→ **TASK OBJECTIVE**
Repeat every line of the listing below exactly, minus the pictures.

Saved data entries:
>>>>>
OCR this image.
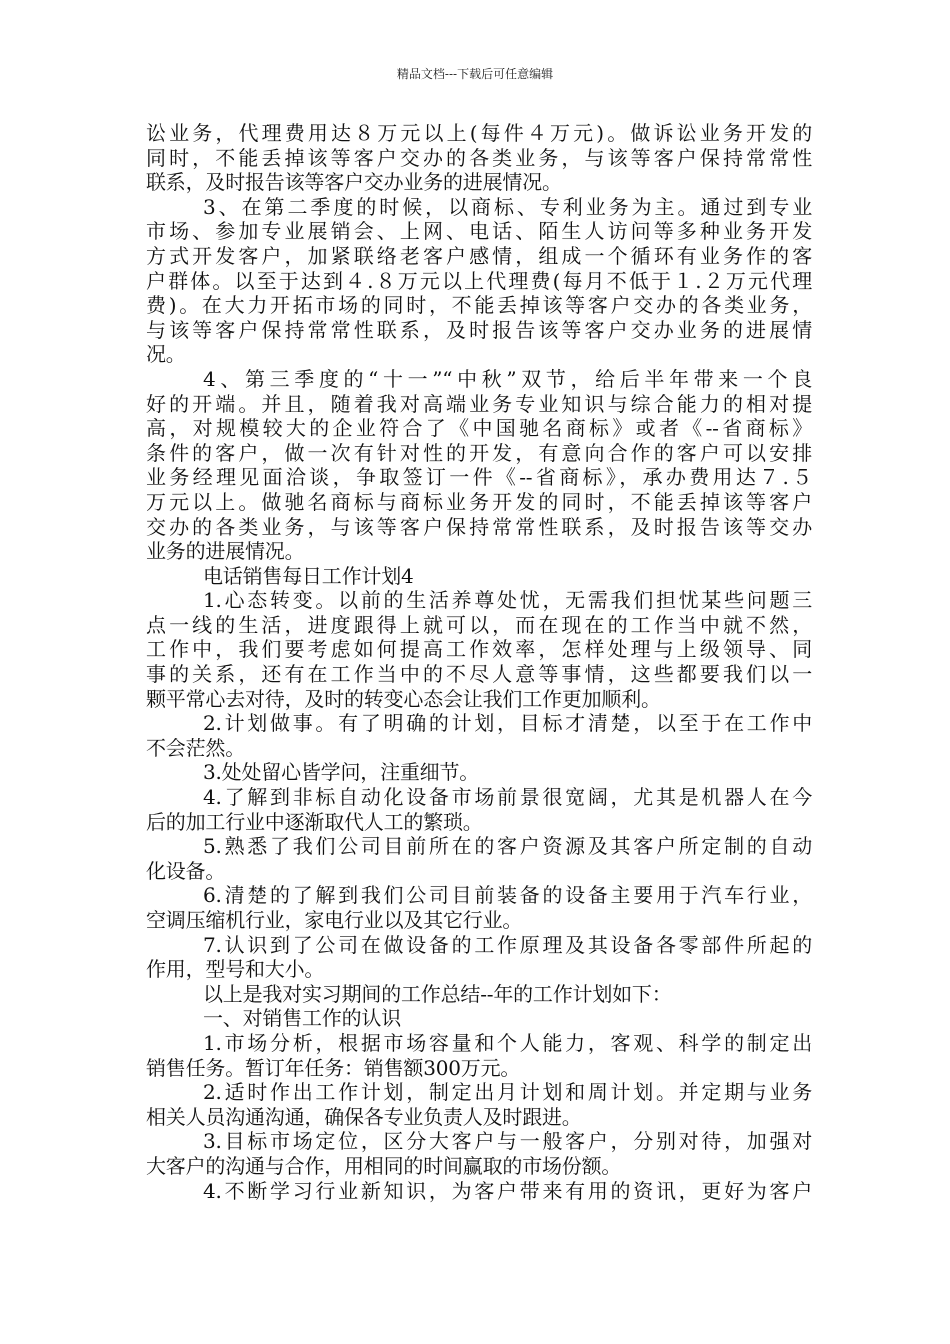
精品文档---下载后可任意编辑
讼业务，代理费用达８万元以上(每件４万元)。做诉讼业务开发的
同时，不能丢掉该等客户交办的各类业务，与该等客户保持常常性
联系，及时报告该等客户交办业务的进展情况。
3、在第二季度的时候，以商标、专利业务为主。通过到专业
市场、参加专业展销会、上网、电话、陌生人访问等多种业务开发
方式开发客户，加紧联络老客户感情，组成一个循环有业务作的客
户群体。以至于达到４.８万元以上代理费(每月不低于１.２万元代理
费)。在大力开拓市场的同时，不能丢掉该等客户交办的各类业务，
与该等客户保持常常性联系，及时报告该等客户交办业务的进展情
况。
4、第三季度的“十一”“中秋”双节，给后半年带来一个良
好的开端。并且，随着我对高端业务专业知识与综合能力的相对提
高，对规模较大的企业符合了《中国驰名商标》或者《--省商标》
条件的客户，做一次有针对性的开发，有意向合作的客户可以安排
业务经理见面洽谈，争取签订一件《--省商标》，承办费用达７.５
万元以上。做驰名商标与商标业务开发的同时，不能丢掉该等客户
交办的各类业务，与该等客户保持常常性联系，及时报告该等交办
业务的进展情况。
电话销售每日工作计划4
1.心态转变。以前的生活养尊处忧，无需我们担忧某些问题三
点一线的生活，进度跟得上就可以，而在现在的工作当中就不然，
工作中，我们要考虑如何提高工作效率，怎样处理与上级领导、同
事的关系，还有在工作当中的不尽人意等事情，这些都要我们以一
颗平常心去对待，及时的转变心态会让我们工作更加顺利。
2.计划做事。有了明确的计划，目标才清楚，以至于在工作中
不会茫然。
3.处处留心皆学问，注重细节。
4.了解到非标自动化设备市场前景很宽阔，尤其是机器人在今
后的加工行业中逐渐取代人工的繁琐。
5.熟悉了我们公司目前所在的客户资源及其客户所定制的自动
化设备。
6.清楚的了解到我们公司目前装备的设备主要用于汽车行业，
空调压缩机行业，家电行业以及其它行业。
7.认识到了公司在做设备的工作原理及其设备各零部件所起的
作用，型号和大小。
以上是我对实习期间的工作总结--年的工作计划如下：
一、对销售工作的认识
1.市场分析，根据市场容量和个人能力，客观、科学的制定出
销售任务。暂订年任务：销售额300万元。
2.适时作出工作计划，制定出月计划和周计划。并定期与业务
相关人员沟通沟通，确保各专业负责人及时跟进。
3.目标市场定位，区分大客户与一般客户，分别对待，加强对
大客户的沟通与合作，用相同的时间赢取的市场份额。
4.不断学习行业新知识，为客户带来有用的资讯，更好为客户
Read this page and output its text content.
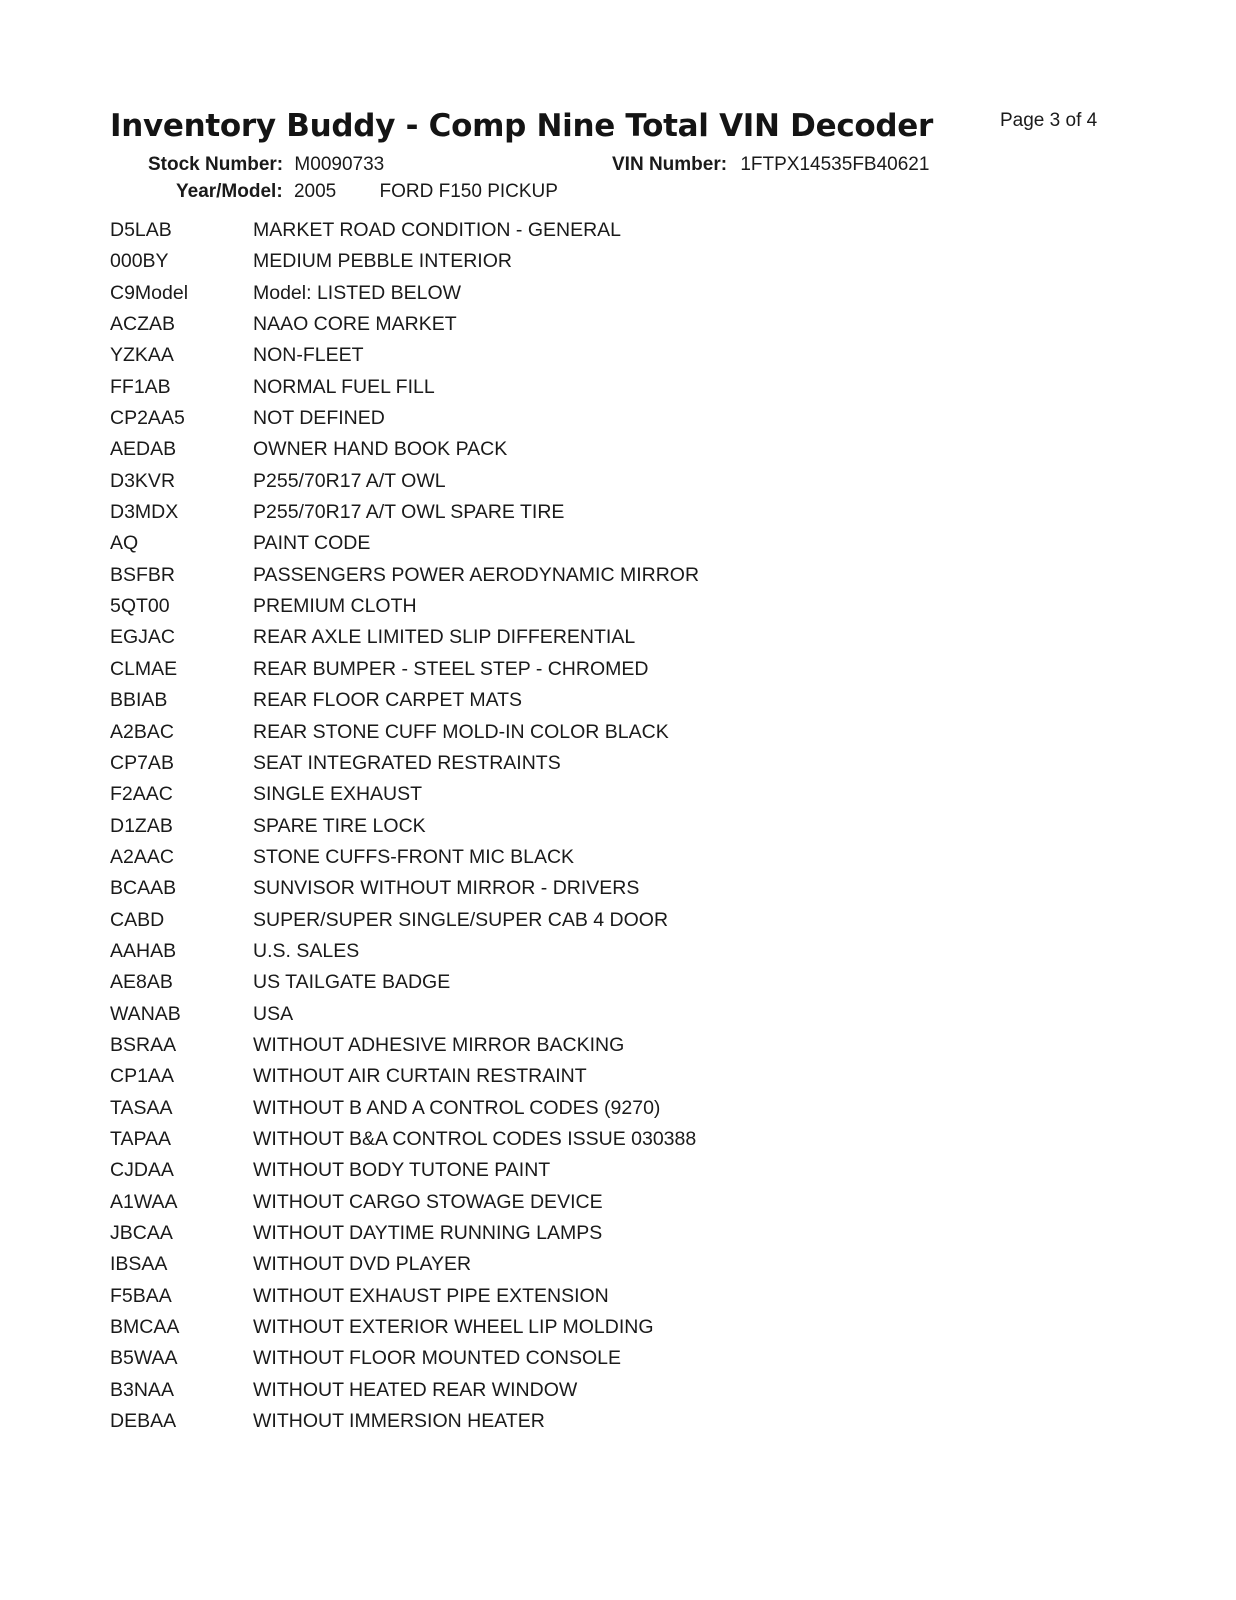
Inventory Buddy - Comp Nine Total VIN Decoder	Page 3 of 4
Stock Number: M0090733	VIN Number: 1FTPX14535FB40621
Year/Model: 2005 FORD F150 PICKUP
D5LAB	MARKET ROAD CONDITION - GENERAL
000BY	MEDIUM PEBBLE INTERIOR
C9Model	Model: LISTED BELOW
ACZAB	NAAO CORE MARKET
YZKAA	NON-FLEET
FF1AB	NORMAL FUEL FILL
CP2AA5	NOT DEFINED
AEDAB	OWNER HAND BOOK PACK
D3KVR	P255/70R17 A/T OWL
D3MDX	P255/70R17 A/T OWL SPARE TIRE
AQ	PAINT CODE
BSFBR	PASSENGERS POWER AERODYNAMIC MIRROR
5QT00	PREMIUM CLOTH
EGJAC	REAR AXLE LIMITED SLIP DIFFERENTIAL
CLMAE	REAR BUMPER - STEEL STEP - CHROMED
BBIAB	REAR FLOOR CARPET MATS
A2BAC	REAR STONE CUFF MOLD-IN COLOR BLACK
CP7AB	SEAT INTEGRATED RESTRAINTS
F2AAC	SINGLE EXHAUST
D1ZAB	SPARE TIRE LOCK
A2AAC	STONE CUFFS-FRONT MIC BLACK
BCAAB	SUNVISOR WITHOUT MIRROR - DRIVERS
CABD	SUPER/SUPER SINGLE/SUPER CAB 4 DOOR
AAHAB	U.S. SALES
AE8AB	US TAILGATE BADGE
WANAB	USA
BSRAA	WITHOUT ADHESIVE MIRROR BACKING
CP1AA	WITHOUT AIR CURTAIN RESTRAINT
TASAA	WITHOUT B AND A CONTROL CODES (9270)
TAPAA	WITHOUT B&A CONTROL CODES ISSUE 030388
CJDAA	WITHOUT BODY TUTONE PAINT
A1WAA	WITHOUT CARGO STOWAGE DEVICE
JBCAA	WITHOUT DAYTIME RUNNING LAMPS
IBSAA	WITHOUT DVD PLAYER
F5BAA	WITHOUT EXHAUST PIPE EXTENSION
BMCAA	WITHOUT EXTERIOR WHEEL LIP MOLDING
B5WAA	WITHOUT FLOOR MOUNTED CONSOLE
B3NAA	WITHOUT HEATED REAR WINDOW
DEBAA	WITHOUT IMMERSION HEATER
<<<<<
→ **EXERCISE ANSWER**
OCR this image.
精品文档---下载后可任意编辑
讼业务，代理费用达８万元以上(每件４万元)。做诉讼业务开发的
同时，不能丢掉该等客户交办的各类业务，与该等客户保持常常性
联系，及时报告该等客户交办业务的进展情况。
3、在第二季度的时候，以商标、专利业务为主。通过到专业
市场、参加专业展销会、上网、电话、陌生人访问等多种业务开发
方式开发客户，加紧联络老客户感情，组成一个循环有业务作的客
户群体。以至于达到４.８万元以上代理费(每月不低于１.２万元代理
费)。在大力开拓市场的同时，不能丢掉该等客户交办的各类业务，
与该等客户保持常常性联系，及时报告该等客户交办业务的进展情
况。
4、第三季度的“十一”“中秋”双节，给后半年带来一个良
好的开端。并且，随着我对高端业务专业知识与综合能力的相对提
高，对规模较大的企业符合了《中国驰名商标》或者《--省商标》
条件的客户，做一次有针对性的开发，有意向合作的客户可以安排
业务经理见面洽谈，争取签订一件《--省商标》，承办费用达７.５
万元以上。做驰名商标与商标业务开发的同时，不能丢掉该等客户
交办的各类业务，与该等客户保持常常性联系，及时报告该等交办
业务的进展情况。
电话销售每日工作计划4
1.心态转变。以前的生活养尊处忧，无需我们担忧某些问题三
点一线的生活，进度跟得上就可以，而在现在的工作当中就不然，
工作中，我们要考虑如何提高工作效率，怎样处理与上级领导、同
事的关系，还有在工作当中的不尽人意等事情，这些都要我们以一
颗平常心去对待，及时的转变心态会让我们工作更加顺利。
2.计划做事。有了明确的计划，目标才清楚，以至于在工作中
不会茫然。
3.处处留心皆学问，注重细节。
4.了解到非标自动化设备市场前景很宽阔，尤其是机器人在今
后的加工行业中逐渐取代人工的繁琐。
5.熟悉了我们公司目前所在的客户资源及其客户所定制的自动
化设备。
6.清楚的了解到我们公司目前装备的设备主要用于汽车行业，
空调压缩机行业，家电行业以及其它行业。
7.认识到了公司在做设备的工作原理及其设备各零部件所起的
作用，型号和大小。
以上是我对实习期间的工作总结--年的工作计划如下：
一、对销售工作的认识
1.市场分析，根据市场容量和个人能力，客观、科学的制定出
销售任务。暂订年任务：销售额300万元。
2.适时作出工作计划，制定出月计划和周计划。并定期与业务
相关人员沟通沟通，确保各专业负责人及时跟进。
3.目标市场定位，区分大客户与一般客户，分别对待，加强对
大客户的沟通与合作，用相同的时间赢取的市场份额。
4.不断学习行业新知识，为客户带来有用的资讯，更好为客户
Read this page and output its text content.
Inventory Buddy - Comp Nine Total VIN Decoder	Page 3 of 4
Stock Number: M0090733	VIN Number: 1FTPX14535FB40621
Year/Model: 2005 FORD F150 PICKUP
D5LAB	MARKET ROAD CONDITION - GENERAL
000BY	MEDIUM PEBBLE INTERIOR
C9Model	Model: LISTED BELOW
ACZAB	NAAO CORE MARKET
YZKAA	NON-FLEET
FF1AB	NORMAL FUEL FILL
CP2AA5	NOT DEFINED
AEDAB	OWNER HAND BOOK PACK
D3KVR	P255/70R17 A/T OWL
D3MDX	P255/70R17 A/T OWL SPARE TIRE
AQ	PAINT CODE
BSFBR	PASSENGERS POWER AERODYNAMIC MIRROR
5QT00	PREMIUM CLOTH
EGJAC	REAR AXLE LIMITED SLIP DIFFERENTIAL
CLMAE	REAR BUMPER - STEEL STEP - CHROMED
BBIAB	REAR FLOOR CARPET MATS
A2BAC	REAR STONE CUFF MOLD-IN COLOR BLACK
CP7AB	SEAT INTEGRATED RESTRAINTS
F2AAC	SINGLE EXHAUST
D1ZAB	SPARE TIRE LOCK
A2AAC	STONE CUFFS-FRONT MIC BLACK
BCAAB	SUNVISOR WITHOUT MIRROR - DRIVERS
CABD	SUPER/SUPER SINGLE/SUPER CAB 4 DOOR
AAHAB	U.S. SALES
AE8AB	US TAILGATE BADGE
WANAB	USA
BSRAA	WITHOUT ADHESIVE MIRROR BACKING
CP1AA	WITHOUT AIR CURTAIN RESTRAINT
TASAA	WITHOUT B AND A CONTROL CODES (9270)
TAPAA	WITHOUT B&A CONTROL CODES ISSUE 030388
CJDAA	WITHOUT BODY TUTONE PAINT
A1WAA	WITHOUT CARGO STOWAGE DEVICE
JBCAA	WITHOUT DAYTIME RUNNING LAMPS
IBSAA	WITHOUT DVD PLAYER
F5BAA	WITHOUT EXHAUST PIPE EXTENSION
BMCAA	WITHOUT EXTERIOR WHEEL LIP MOLDING
B5WAA	WITHOUT FLOOR MOUNTED CONSOLE
B3NAA	WITHOUT HEATED REAR WINDOW
DEBAA	WITHOUT IMMERSION HEATER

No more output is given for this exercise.